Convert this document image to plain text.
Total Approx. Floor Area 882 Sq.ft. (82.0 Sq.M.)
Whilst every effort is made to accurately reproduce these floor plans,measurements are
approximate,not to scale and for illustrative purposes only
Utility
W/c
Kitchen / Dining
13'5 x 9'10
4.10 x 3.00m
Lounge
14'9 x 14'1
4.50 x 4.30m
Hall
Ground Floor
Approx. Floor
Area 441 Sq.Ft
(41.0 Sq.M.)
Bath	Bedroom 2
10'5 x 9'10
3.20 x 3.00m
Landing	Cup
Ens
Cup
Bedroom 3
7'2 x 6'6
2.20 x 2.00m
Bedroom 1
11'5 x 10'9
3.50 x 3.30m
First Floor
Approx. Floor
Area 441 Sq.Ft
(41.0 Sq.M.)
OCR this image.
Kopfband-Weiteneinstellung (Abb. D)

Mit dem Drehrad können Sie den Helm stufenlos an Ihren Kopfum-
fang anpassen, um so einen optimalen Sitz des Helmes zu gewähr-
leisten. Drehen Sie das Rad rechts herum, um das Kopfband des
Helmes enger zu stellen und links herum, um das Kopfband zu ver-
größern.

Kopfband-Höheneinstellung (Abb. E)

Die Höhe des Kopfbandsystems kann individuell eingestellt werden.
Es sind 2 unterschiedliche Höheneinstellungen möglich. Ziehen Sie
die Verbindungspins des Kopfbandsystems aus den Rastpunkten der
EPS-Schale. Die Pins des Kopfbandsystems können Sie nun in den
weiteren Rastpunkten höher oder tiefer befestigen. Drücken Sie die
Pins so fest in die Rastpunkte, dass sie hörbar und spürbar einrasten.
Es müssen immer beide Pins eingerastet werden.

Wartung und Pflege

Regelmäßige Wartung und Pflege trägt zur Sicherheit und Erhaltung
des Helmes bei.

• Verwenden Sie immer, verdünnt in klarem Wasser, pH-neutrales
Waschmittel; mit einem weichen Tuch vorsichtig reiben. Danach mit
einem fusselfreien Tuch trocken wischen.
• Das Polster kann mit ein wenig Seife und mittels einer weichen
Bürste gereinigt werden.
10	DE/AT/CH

-*-

▸ What the task requires
Look through the lines above and collect those with the word "Rastpunkten".

▸ Solution to this exercise
die Verbindungspins des Kopfbandsystems aus den Rastpunkten der
weiteren Rastpunkten höher oder tiefer befestigen. Drücken Sie die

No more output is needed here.